_OBJECTIVE_: Pull out every line below that holds the word "与文意不符".

_EXTRACTED RECORDS_:
□ □ □ □ □

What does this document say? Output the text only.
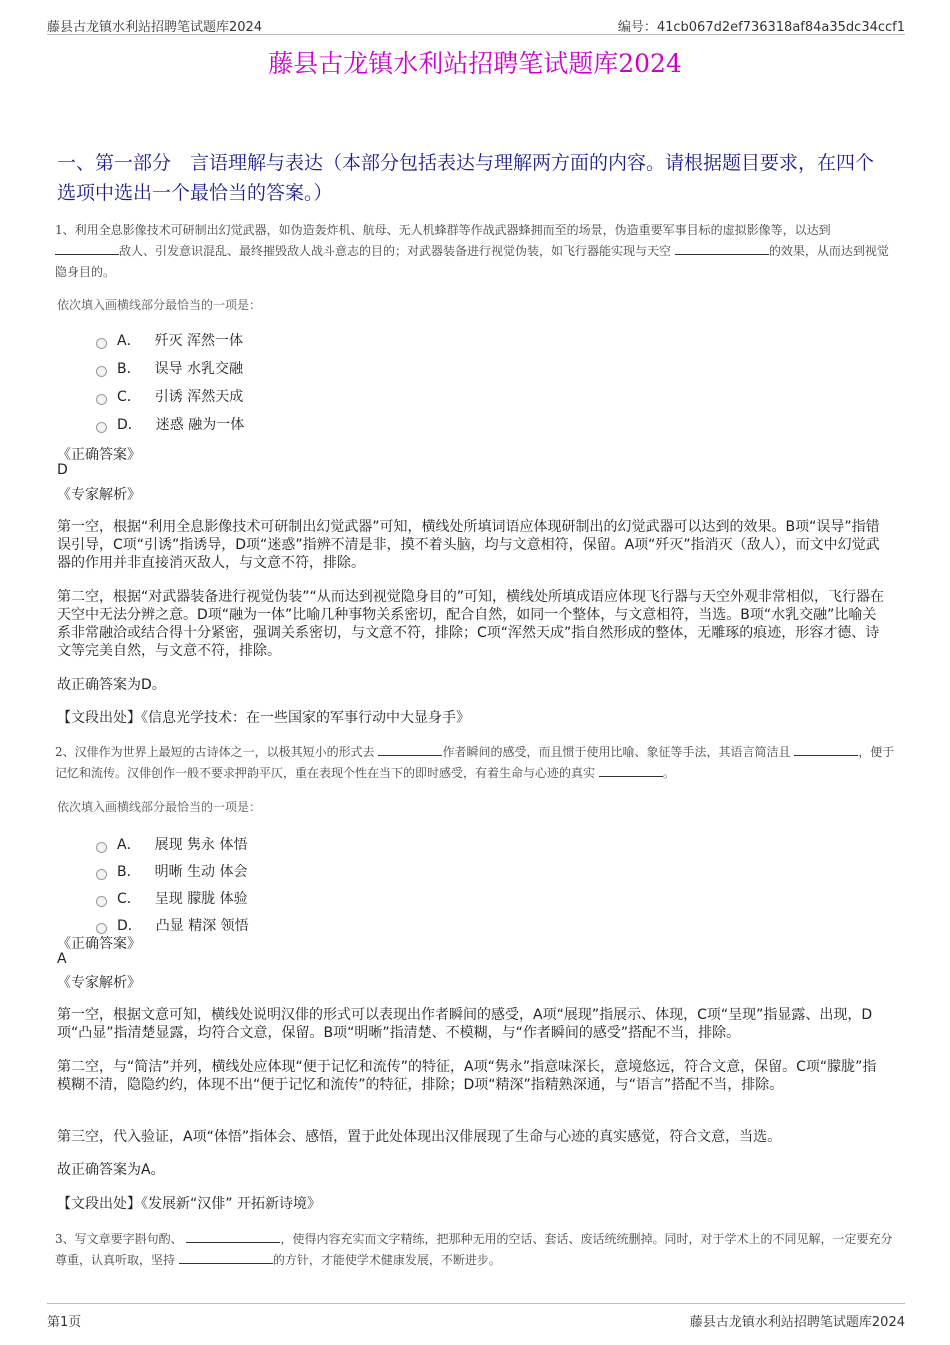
藤县古龙镇水利站招聘笔试题库2024	编号：41cb067d2ef736318af84a35dc34ccf1
藤县古龙镇水利站招聘笔试题库2024
一、第一部分　言语理解与表达（本部分包括表达与理解两方面的内容。请根据题目要求，在四个选项中选出一个最恰当的答案。）
1、利用全息影像技术可研制出幻觉武器，如伪造轰炸机、航母、无人机蜂群等作战武器蜂拥而至的场景，伪造重要军事目标的虚拟影像等，以达到 敌人、引发意识混乱、最终摧毁敌人战斗意志的目的；对武器装备进行视觉伪装，如飞行器能实现与天空	的效果，从而达到视觉隐身目的。
依次填入画横线部分最恰当的一项是：
A． 歼灭 浑然一体
B． 误导 水乳交融
C． 引诱 浑然天成
D． 迷惑 融为一体
《正确答案》
D
《专家解析》
第一空，根据“利用全息影像技术可研制出幻觉武器”可知，横线处所填词语应体现研制出的幻觉武器可以达到的效果。B项“误导”指错误引导，C项“引诱”指诱导，D项“迷惑”指辨不清是非，摸不着头脑，均与文意相符，保留。A项“歼灭”指消灭（敌人），而文中幻觉武器的作用并非直接消灭敌人，与文意不符，排除。
第二空，根据“对武器装备进行视觉伪装”“从而达到视觉隐身目的”可知，横线处所填成语应体现飞行器与天空外观非常相似，飞行器在天空中无法分辨之意。D项“融为一体”比喻几种事物关系密切，配合自然，如同一个整体，与文意相符，当选。B项“水乳交融”比喻关系非常融洽或结合得十分紧密，强调关系密切，与文意不符，排除；C项“浑然天成”指自然形成的整体，无雕琢的痕迹，形容才德、诗文等完美自然，与文意不符，排除。
故正确答案为D。
【文段出处】《信息光学技术：在一些国家的军事行动中大显身手》
2、汉俳作为世界上最短的古诗体之一，以极其短小的形式去	作者瞬间的感受，而且惯于使用比喻、象征等手法，其语言简洁且	，便于记忆和流传。汉俳创作一般不要求押韵平仄，重在表现个性在当下的即时感受，有着生命与心迹的真实	。
依次填入画横线部分最恰当的一项是：
A． 展现 隽永 体悟
B． 明晰 生动 体会
C． 呈现 朦胧 体验
D． 凸显 精深 领悟
《正确答案》
A
《专家解析》
第一空，根据文意可知，横线处说明汉俳的形式可以表现出作者瞬间的感受，A项“展现”指展示、体现，C项“呈现”指显露、出现，D项“凸显”指清楚显露，均符合文意，保留。B项“明晰”指清楚、不模糊，与“作者瞬间的感受”搭配不当，排除。
第二空，与“简洁”并列，横线处应体现“便于记忆和流传”的特征，A项“隽永”指意味深长，意境悠远，符合文意，保留。C项“朦胧”指模糊不清，隐隐约约，体现不出“便于记忆和流传”的特征，排除；D项“精深”指精熟深通，与“语言”搭配不当，排除。
第三空，代入验证，A项“体悟”指体会、感悟，置于此处体现出汉俳展现了生命与心迹的真实感觉，符合文意，当选。
故正确答案为A。
【文段出处】《发展新“汉俳” 开拓新诗境》
3、写文章要字斟句酌、	，使得内容充实而文字精练，把那种无用的空话、套话、废话统统删掉。同时，对于学术上的不同见解，一定要充分尊重，认真听取，坚持	的方针，才能使学术健康发展，不断进步。
第1页	藤县古龙镇水利站招聘笔试题库2024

□ □ □ □ □

_SOLUTION FOR THIS EXERCISE_:
第一空，根据“利用全息影像技术可研制出幻觉武器”可知，横线处所填词语应体现研制出的幻觉武器可以达到的效果。B项“误导”指错误引导，C项“引诱”指诱导，D项“迷惑”指辨不清是非，摸不着头脑，均与文意相符，保留。A项“歼灭”指消灭（敌人），而文中幻觉武器的作用并非直接消灭敌人，与文意不符，排除。
第二空，根据“对武器装备进行视觉伪装”“从而达到视觉隐身目的”可知，横线处所填成语应体现飞行器与天空外观非常相似，飞行器在天空中无法分辨之意。D项“融为一体”比喻几种事物关系密切，配合自然，如同一个整体，与文意相符，当选。B项“水乳交融”比喻关系非常融洽或结合得十分紧密，强调关系密切，与文意不符，排除；C项“浑然天成”指自然形成的整体，无雕琢的痕迹，形容才德、诗文等完美自然，与文意不符，排除。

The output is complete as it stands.